## BEGIN

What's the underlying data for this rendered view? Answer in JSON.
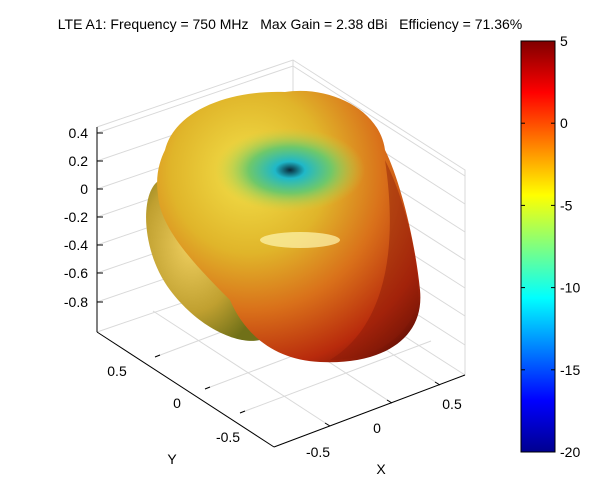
{
  "chart_data": {
    "type": "3d-surface",
    "title": "LTE A1: Frequency = 750 MHz   Max Gain = 2.38 dBi   Efficiency = 71.36%",
    "xlabel": "X",
    "ylabel": "Y",
    "zlabel": "",
    "x_ticks": [
      "-0.5",
      "0",
      "0.5"
    ],
    "y_ticks": [
      "0.5",
      "0",
      "-0.5"
    ],
    "z_ticks": [
      "0.4",
      "0.2",
      "0",
      "-0.2",
      "-0.4",
      "-0.6",
      "-0.8"
    ],
    "colorbar": {
      "range": [
        -20,
        5
      ],
      "ticks": [
        "5",
        "0",
        "-5",
        "-10",
        "-15",
        "-20"
      ],
      "colormap": "jet",
      "colors": [
        "#00008f",
        "#0000ff",
        "#00ffff",
        "#ffff00",
        "#ff0000",
        "#800000"
      ]
    },
    "grid": true
  }
}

## END

:: Written request ::
Return to the listing above and set it down exactly, leaving out its pictures.

:: Response ::
What's the underlying data for this rendered view? Answer in JSON.
{
  "chart_data": {
    "type": "3d-surface",
    "title": "LTE A1: Frequency = 750 MHz   Max Gain = 2.38 dBi   Efficiency = 71.36%",
    "xlabel": "X",
    "ylabel": "Y",
    "zlabel": "",
    "x_ticks": [
      "-0.5",
      "0",
      "0.5"
    ],
    "y_ticks": [
      "0.5",
      "0",
      "-0.5"
    ],
    "z_ticks": [
      "0.4",
      "0.2",
      "0",
      "-0.2",
      "-0.4",
      "-0.6",
      "-0.8"
    ],
    "colorbar": {
      "range": [
        -20,
        5
      ],
      "ticks": [
        "5",
        "0",
        "-5",
        "-10",
        "-15",
        "-20"
      ],
      "colormap": "jet",
      "colors": [
        "#00008f",
        "#0000ff",
        "#00ffff",
        "#ffff00",
        "#ff0000",
        "#800000"
      ]
    },
    "grid": true
  }
}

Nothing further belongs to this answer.